--- START OF DATASET RECORDS ---
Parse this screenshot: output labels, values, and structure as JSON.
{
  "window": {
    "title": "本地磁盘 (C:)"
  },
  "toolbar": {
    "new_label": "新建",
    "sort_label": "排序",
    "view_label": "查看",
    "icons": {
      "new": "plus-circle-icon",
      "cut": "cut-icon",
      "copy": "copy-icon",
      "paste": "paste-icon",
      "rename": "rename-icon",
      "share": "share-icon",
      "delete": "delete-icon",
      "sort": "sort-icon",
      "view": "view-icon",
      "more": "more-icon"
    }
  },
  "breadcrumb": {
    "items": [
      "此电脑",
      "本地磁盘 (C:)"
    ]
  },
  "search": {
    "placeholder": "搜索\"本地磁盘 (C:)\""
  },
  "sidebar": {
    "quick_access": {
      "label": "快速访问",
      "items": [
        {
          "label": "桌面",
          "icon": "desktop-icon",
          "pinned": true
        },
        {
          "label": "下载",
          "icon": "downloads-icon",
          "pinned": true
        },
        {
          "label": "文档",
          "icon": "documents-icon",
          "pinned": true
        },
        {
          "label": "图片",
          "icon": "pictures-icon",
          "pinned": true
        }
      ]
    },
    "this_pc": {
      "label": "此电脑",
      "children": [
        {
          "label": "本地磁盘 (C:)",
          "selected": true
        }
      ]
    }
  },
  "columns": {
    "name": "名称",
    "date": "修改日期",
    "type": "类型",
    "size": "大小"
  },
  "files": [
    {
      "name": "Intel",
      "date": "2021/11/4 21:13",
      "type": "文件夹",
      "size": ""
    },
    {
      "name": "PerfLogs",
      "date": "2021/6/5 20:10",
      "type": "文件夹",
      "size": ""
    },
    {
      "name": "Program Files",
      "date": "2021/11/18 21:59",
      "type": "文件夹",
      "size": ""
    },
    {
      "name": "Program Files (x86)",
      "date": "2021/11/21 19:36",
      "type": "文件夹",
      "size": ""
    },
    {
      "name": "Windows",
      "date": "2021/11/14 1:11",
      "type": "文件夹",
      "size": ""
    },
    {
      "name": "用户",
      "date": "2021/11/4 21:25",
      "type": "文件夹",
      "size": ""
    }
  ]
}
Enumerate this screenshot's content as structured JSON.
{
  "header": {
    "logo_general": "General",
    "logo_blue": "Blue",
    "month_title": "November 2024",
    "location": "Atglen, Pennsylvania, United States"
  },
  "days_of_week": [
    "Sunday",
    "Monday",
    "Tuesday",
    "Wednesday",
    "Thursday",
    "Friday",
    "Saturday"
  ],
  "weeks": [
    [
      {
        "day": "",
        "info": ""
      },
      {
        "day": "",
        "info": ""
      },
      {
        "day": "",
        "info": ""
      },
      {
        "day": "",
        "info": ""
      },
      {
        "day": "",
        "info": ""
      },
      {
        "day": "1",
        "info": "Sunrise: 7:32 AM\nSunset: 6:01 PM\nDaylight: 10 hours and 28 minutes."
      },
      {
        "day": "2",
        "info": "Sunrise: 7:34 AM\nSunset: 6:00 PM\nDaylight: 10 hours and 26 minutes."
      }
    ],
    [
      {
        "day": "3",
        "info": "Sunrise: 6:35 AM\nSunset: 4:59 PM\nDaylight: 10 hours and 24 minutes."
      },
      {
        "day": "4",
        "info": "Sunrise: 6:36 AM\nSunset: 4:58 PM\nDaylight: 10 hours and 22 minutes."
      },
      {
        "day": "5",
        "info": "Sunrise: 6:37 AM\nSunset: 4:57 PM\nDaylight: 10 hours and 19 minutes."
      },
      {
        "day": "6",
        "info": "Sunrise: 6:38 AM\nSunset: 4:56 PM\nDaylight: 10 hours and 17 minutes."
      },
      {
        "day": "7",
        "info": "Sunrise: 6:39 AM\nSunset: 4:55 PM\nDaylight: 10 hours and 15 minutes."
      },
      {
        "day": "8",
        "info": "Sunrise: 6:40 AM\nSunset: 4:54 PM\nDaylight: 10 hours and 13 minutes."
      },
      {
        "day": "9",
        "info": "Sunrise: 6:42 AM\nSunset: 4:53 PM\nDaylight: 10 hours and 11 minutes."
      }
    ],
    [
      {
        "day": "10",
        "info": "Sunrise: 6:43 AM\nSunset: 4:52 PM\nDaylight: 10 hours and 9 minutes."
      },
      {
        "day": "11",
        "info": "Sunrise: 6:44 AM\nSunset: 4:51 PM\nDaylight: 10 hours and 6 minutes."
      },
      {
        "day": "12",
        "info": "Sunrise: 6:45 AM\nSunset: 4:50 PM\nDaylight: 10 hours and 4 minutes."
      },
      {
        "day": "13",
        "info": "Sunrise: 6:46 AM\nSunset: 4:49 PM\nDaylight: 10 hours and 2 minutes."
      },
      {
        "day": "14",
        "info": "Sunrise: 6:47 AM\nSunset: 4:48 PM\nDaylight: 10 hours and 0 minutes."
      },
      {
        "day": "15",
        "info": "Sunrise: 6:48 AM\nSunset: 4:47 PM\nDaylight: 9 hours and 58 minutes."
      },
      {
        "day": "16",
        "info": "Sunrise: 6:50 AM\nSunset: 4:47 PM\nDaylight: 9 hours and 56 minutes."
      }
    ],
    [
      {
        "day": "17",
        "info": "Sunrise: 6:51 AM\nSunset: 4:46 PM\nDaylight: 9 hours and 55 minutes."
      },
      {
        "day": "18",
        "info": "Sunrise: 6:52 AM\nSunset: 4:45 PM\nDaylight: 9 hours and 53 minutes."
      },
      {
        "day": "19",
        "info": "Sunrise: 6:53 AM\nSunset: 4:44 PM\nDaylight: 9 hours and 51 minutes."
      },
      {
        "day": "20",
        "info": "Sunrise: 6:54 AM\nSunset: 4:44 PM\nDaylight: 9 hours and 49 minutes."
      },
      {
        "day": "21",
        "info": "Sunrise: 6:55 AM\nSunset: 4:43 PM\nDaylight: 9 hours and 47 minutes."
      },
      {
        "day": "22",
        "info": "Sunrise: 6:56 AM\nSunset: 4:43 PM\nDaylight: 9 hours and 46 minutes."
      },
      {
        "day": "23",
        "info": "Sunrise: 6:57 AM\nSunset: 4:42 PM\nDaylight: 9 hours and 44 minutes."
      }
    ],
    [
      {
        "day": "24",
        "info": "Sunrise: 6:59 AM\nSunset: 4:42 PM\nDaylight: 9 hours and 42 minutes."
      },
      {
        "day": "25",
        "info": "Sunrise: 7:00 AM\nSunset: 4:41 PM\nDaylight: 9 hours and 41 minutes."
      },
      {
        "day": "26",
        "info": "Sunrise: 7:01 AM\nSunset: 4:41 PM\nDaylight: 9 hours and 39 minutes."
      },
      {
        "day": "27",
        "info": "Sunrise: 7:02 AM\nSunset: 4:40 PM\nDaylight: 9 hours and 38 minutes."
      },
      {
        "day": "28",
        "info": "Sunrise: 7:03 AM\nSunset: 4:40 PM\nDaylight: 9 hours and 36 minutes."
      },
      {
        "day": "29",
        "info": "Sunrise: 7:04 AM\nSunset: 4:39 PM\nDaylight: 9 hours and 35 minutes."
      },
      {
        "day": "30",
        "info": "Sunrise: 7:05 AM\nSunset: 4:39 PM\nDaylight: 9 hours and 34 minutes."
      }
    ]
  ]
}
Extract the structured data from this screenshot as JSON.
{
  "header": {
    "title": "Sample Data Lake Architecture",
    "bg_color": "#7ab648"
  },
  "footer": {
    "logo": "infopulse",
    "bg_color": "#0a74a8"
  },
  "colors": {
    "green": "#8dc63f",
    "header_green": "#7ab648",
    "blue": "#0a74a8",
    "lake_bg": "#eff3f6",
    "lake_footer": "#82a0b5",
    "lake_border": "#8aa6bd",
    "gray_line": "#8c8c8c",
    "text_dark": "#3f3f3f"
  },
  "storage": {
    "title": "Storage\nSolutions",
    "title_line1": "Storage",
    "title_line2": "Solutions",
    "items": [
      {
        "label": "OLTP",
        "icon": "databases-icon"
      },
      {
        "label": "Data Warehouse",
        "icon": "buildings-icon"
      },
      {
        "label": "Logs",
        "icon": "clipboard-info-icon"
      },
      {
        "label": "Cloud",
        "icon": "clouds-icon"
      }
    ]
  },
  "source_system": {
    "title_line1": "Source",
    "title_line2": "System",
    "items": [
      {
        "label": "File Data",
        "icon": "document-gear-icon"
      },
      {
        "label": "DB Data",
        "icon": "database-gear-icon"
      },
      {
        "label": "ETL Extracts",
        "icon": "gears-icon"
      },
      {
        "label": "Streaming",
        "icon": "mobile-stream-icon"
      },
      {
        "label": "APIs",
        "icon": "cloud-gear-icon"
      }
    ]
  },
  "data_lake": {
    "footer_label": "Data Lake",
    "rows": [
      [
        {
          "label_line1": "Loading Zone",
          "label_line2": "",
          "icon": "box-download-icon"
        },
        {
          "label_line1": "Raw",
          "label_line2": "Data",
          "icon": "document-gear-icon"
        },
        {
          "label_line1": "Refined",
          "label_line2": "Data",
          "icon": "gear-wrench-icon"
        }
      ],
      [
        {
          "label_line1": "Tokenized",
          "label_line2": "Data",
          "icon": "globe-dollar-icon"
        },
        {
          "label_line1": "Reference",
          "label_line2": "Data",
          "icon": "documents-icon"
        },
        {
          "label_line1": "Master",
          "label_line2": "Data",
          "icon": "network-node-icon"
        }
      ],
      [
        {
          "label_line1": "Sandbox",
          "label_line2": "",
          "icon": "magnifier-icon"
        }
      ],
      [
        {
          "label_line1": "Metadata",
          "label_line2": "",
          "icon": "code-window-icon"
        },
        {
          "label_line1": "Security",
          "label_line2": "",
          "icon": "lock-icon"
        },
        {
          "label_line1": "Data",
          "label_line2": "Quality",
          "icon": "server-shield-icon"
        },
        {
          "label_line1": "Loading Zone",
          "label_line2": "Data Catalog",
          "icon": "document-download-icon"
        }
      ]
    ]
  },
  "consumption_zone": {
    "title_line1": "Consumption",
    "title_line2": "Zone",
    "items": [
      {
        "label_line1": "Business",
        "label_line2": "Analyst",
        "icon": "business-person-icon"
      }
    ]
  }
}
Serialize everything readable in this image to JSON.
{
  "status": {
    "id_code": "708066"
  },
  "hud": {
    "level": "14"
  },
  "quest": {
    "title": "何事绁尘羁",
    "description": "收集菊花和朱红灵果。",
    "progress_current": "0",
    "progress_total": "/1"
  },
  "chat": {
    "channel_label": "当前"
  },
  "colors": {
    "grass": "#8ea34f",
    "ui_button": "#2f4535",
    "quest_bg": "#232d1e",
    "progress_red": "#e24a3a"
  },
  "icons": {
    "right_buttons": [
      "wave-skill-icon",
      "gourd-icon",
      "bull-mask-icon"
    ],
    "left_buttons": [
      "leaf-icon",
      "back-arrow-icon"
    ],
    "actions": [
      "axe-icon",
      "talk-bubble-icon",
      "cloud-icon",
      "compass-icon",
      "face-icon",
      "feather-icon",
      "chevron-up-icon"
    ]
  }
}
--- END OF DATASET RECORDS ---
▶ **WORK REQUIRED**
Note how many lines in the listing above hold the string "JSON", then give only that figure.

▶ **SOLUTION TO THIS TASK**
4